Tugas yang Dikerjakan >>
**1)** Jawablah pertanyaan berikut berdasarkan teks tentang seminar daring Covid-19 di Aceh.
(a) Apa judul seminar online yang diselenggarakan pada Selasa (28/4/2020)?
(b) Siapa yang menjabat sebagai Kepala Dinas Kesehatan Aceh?
(c) Menurut Ichsan, arus apa yang saat ini telah mulai?
**2)** Teruskan teks tentang seminar daring Covid-19 di Aceh dengan menulis bagian berikutnya, dimulai setelah kalimat terakhirnya.

Kutipan Bacaan >>
######

(Banda Aceh, 28/04/2020).| Pusat Riset Bencana Tsunami and Disaster Mitigation Research Center (TDMRC) sebagai bagian dari Satgas Covid-19 Universitas Syiah Kuala, Selasa (28/4/2020) menyelenggarakan seminar online “Menjaga Aceh dari Covid 19: Pandangan Cendekiawan Muslim dan Kebijakan Pemerintah.” Kegiatan ini menghadirkan pemateri Tgk. H. Faisal Ali (Wakil Ketua MPU Aceh), dr. Ichsan, M.Sc (Peneliti TDMRC/Dosen Unsyiah), dan dr. Hanif (Kepala Dinas Kesehatan Aceh).
Dalam pemaparannya, Ichsan mengatakan perlu usaha bersama untuk memutuskan rantai penularan covid-19. Penyelesaian ini bukan hanya tugas pemerintah, tetapi juga harus diselesaikan lintas sektoral dan kolaborasi antar pihak. Terlebih saat ini arus mudik lebaran telah mulai. Dibutuhkan kehati-hatian serta sikap waspada, sehingga pandemi ini tidak semakin menyebar luas di Aceh.

######

Data yang Diberikan >>

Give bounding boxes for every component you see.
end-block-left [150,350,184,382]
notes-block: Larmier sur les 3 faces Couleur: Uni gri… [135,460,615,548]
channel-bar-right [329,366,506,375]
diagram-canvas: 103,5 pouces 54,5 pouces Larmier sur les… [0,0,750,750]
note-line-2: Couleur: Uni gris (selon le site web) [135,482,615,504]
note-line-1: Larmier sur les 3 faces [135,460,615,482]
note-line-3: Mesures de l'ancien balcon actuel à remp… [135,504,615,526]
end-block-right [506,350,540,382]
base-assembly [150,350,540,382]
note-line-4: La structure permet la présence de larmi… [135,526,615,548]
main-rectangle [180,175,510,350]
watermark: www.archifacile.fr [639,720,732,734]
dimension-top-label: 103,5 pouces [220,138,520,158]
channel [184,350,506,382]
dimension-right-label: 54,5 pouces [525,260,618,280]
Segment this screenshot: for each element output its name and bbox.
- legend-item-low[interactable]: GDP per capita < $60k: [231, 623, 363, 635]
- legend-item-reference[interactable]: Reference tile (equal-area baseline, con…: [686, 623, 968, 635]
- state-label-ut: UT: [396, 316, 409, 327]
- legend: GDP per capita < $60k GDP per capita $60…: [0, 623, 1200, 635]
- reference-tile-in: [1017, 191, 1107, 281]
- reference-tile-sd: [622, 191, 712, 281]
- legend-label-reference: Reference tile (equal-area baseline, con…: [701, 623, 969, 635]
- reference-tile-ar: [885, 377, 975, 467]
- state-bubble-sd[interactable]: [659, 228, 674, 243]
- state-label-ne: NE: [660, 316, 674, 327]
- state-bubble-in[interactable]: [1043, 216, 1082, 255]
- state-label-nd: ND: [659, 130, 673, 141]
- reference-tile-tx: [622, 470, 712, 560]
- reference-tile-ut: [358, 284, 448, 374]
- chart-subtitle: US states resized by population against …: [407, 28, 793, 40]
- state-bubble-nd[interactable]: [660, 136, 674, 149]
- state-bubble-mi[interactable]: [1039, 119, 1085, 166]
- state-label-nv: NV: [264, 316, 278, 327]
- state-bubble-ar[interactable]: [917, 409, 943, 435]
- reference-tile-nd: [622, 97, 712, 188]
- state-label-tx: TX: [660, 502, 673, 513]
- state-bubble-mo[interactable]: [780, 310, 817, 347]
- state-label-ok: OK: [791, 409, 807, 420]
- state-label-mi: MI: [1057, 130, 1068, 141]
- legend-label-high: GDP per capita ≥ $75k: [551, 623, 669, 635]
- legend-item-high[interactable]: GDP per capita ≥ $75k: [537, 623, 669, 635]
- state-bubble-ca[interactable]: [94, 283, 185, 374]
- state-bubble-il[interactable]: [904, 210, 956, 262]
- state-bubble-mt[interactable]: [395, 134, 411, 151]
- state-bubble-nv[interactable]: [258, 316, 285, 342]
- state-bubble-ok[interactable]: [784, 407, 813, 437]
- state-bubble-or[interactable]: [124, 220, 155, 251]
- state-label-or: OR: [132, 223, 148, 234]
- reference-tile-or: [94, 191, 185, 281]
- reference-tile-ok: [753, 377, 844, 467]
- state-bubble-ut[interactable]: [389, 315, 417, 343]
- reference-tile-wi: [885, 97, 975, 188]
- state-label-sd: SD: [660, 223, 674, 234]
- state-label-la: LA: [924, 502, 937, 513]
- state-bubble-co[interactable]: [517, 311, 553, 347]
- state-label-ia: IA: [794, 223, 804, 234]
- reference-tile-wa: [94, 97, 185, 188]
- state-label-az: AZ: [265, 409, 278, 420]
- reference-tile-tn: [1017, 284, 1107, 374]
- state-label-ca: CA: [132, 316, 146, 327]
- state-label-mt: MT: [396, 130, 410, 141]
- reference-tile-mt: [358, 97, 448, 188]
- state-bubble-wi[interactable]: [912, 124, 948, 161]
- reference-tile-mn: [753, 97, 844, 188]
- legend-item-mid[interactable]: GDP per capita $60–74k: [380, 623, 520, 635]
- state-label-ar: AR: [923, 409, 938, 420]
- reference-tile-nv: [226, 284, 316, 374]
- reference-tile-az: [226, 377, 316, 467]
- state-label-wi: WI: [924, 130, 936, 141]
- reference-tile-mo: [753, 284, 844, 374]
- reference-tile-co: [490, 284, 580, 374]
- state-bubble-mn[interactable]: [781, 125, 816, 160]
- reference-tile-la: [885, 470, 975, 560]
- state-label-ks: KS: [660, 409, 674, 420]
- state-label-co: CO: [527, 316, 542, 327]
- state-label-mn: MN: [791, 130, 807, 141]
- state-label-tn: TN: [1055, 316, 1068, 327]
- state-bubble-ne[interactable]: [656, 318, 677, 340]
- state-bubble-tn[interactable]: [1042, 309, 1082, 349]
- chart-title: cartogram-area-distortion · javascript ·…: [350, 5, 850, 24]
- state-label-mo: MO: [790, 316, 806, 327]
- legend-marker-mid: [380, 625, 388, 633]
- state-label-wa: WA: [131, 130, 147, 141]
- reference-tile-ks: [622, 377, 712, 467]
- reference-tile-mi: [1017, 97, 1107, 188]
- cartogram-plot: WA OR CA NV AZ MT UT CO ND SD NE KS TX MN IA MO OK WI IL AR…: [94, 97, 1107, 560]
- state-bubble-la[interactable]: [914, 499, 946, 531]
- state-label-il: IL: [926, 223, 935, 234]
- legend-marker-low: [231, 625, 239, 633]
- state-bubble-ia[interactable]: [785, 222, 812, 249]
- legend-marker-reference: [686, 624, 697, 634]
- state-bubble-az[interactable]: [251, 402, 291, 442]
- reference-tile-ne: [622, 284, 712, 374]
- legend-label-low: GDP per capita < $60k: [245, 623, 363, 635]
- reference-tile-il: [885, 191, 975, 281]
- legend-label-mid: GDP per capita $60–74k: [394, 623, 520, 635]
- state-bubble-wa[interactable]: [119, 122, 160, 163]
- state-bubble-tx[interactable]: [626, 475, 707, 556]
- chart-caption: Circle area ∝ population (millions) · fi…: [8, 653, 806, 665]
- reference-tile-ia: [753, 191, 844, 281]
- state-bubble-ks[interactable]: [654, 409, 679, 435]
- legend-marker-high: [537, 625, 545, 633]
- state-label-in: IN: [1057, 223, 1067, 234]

######

Jawaban Tertulis >>
**1)**
(a) "Menjaga Aceh dari Covid 19: Pandangan Cendekiawan Muslim dan Kebijakan Pemerintah."
(b) dr. Hanif.
(c) Arus mudik lebaran.

**2)**
“Dari segi epidemiologis, penyakit ini sangat berbahaya sebab penyebarannya begitu cepat. Kepatuhan masyarakat menjadi sangat penting untuk menekan penyebaran virus covid-19,” ujar Ichsan.
Penyebaran virus hingga ke penjuru dunia juga telah mempengaruhi seluruh aspek kehidupan manusia. Setelah pandemi ini usai lanjut Ichsan, akan lahir kehidupan baru dengan kebiasaan baru. Kebiasaan baru ini secara tidak langsung telah terbentuk akibat merebaknya virus ini.
“Kita tidak akan kembali ke kehidupan normal, tetapi akan menuju kehidupan normal yang baru. Hidup akan berubah, seperti pertemuan yang dilakukan secara online atau terciptanya robot yang tidak menyentuh pasien.”
Hal senada juga disampaikan dr. Hanif yang juga Ketua Penanganan Kesehatan Gugus Tugas Percepatan Penanganan Covid-19 Provinsi Aceh. Ia mengatakan pencegahan dan pengendalian harus menjadi prioritas, terlebih saat ini belum ada vaksin yang mampu mencegah infeksi human coronavirus. Dibutuhkan kesadaran untuk rutin mencuci tangan dengan air atau handsanitizer, menghindari menyentuh mata, hidung, atau mulut, menggunakan masker, dan menjaga jarak.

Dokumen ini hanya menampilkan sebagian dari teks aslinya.